*Stated exercise*: Write out the entries again exactly as they are given.

━━━ Records for the exercise

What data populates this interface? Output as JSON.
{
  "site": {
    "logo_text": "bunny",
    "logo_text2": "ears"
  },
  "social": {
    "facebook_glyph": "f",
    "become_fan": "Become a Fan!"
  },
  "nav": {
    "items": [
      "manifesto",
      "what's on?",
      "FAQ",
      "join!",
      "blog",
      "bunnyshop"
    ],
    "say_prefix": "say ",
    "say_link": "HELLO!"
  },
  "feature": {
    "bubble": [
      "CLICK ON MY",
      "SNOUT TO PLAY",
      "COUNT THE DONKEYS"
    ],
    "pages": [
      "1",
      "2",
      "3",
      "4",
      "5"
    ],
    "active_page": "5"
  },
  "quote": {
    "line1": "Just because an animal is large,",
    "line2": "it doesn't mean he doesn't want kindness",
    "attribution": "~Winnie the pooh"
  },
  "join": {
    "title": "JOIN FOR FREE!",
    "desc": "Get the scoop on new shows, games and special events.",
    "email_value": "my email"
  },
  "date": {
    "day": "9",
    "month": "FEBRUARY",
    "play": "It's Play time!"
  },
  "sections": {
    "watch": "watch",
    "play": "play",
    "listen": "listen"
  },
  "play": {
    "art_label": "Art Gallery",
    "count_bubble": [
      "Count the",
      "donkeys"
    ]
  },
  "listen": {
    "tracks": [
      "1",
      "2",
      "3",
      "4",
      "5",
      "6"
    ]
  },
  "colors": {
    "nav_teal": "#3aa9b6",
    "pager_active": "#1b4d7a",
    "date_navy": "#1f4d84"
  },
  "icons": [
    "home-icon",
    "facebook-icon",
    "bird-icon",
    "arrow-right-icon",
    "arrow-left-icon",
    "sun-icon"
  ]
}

━━━━━━

*Result*:
What data populates this interface? Output as JSON.
{
  "site": {
    "logo_text": "bunny",
    "logo_text2": "ears"
  },
  "social": {
    "facebook_glyph": "f",
    "become_fan": "Become a Fan!"
  },
  "nav": {
    "items": [
      "manifesto",
      "what's on?",
      "FAQ",
      "join!",
      "blog",
      "bunnyshop"
    ],
    "say_prefix": "say ",
    "say_link": "HELLO!"
  },
  "feature": {
    "bubble": [
      "CLICK ON MY",
      "SNOUT TO PLAY",
      "COUNT THE DONKEYS"
    ],
    "pages": [
      "1",
      "2",
      "3",
      "4",
      "5"
    ],
    "active_page": "5"
  },
  "quote": {
    "line1": "Just because an animal is large,",
    "line2": "it doesn't mean he doesn't want kindness",
    "attribution": "~Winnie the pooh"
  },
  "join": {
    "title": "JOIN FOR FREE!",
    "desc": "Get the scoop on new shows, games and special events.",
    "email_value": "my email"
  },
  "date": {
    "day": "9",
    "month": "FEBRUARY",
    "play": "It's Play time!"
  },
  "sections": {
    "watch": "watch",
    "play": "play",
    "listen": "listen"
  },
  "play": {
    "art_label": "Art Gallery",
    "count_bubble": [
      "Count the",
      "donkeys"
    ]
  },
  "listen": {
    "tracks": [
      "1",
      "2",
      "3",
      "4",
      "5",
      "6"
    ]
  },
  "colors": {
    "nav_teal": "#3aa9b6",
    "pager_active": "#1b4d7a",
    "date_navy": "#1f4d84"
  },
  "icons": [
    "home-icon",
    "facebook-icon",
    "bird-icon",
    "arrow-right-icon",
    "arrow-left-icon",
    "sun-icon"
  ]
}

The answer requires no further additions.